Entries provided:

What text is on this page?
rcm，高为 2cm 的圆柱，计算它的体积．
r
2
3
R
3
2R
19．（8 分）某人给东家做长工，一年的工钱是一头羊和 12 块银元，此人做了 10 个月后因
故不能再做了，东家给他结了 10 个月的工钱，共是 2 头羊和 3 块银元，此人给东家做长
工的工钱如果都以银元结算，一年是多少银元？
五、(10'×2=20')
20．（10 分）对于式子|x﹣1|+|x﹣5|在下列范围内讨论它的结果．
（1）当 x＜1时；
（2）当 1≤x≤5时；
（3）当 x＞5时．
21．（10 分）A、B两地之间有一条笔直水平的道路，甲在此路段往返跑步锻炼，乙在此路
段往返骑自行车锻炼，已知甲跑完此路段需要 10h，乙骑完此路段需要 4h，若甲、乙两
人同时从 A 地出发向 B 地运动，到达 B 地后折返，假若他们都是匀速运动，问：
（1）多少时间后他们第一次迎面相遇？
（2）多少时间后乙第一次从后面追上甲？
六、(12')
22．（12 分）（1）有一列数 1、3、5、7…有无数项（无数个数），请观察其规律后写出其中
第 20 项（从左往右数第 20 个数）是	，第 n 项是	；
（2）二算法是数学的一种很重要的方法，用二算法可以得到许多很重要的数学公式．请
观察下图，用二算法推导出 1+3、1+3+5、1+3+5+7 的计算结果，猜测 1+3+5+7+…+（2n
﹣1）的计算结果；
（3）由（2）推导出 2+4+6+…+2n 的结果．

To be done:
Return each entry from the material above exactly as it appears.

Result:
What text is on this page?
rcm，高为 2cm 的圆柱，计算它的体积．
r
2
3
R
3
2R
19．（8 分）某人给东家做长工，一年的工钱是一头羊和 12 块银元，此人做了 10 个月后因
故不能再做了，东家给他结了 10 个月的工钱，共是 2 头羊和 3 块银元，此人给东家做长
工的工钱如果都以银元结算，一年是多少银元？
五、(10'×2=20')
20．（10 分）对于式子|x﹣1|+|x﹣5|在下列范围内讨论它的结果．
（1）当 x＜1时；
（2）当 1≤x≤5时；
（3）当 x＞5时．
21．（10 分）A、B两地之间有一条笔直水平的道路，甲在此路段往返跑步锻炼，乙在此路
段往返骑自行车锻炼，已知甲跑完此路段需要 10h，乙骑完此路段需要 4h，若甲、乙两
人同时从 A 地出发向 B 地运动，到达 B 地后折返，假若他们都是匀速运动，问：
（1）多少时间后他们第一次迎面相遇？
（2）多少时间后乙第一次从后面追上甲？
六、(12')
22．（12 分）（1）有一列数 1、3、5、7…有无数项（无数个数），请观察其规律后写出其中
第 20 项（从左往右数第 20 个数）是	，第 n 项是	；
（2）二算法是数学的一种很重要的方法，用二算法可以得到许多很重要的数学公式．请
观察下图，用二算法推导出 1+3、1+3+5、1+3+5+7 的计算结果，猜测 1+3+5+7+…+（2n
﹣1）的计算结果；
（3）由（2）推导出 2+4+6+…+2n 的结果．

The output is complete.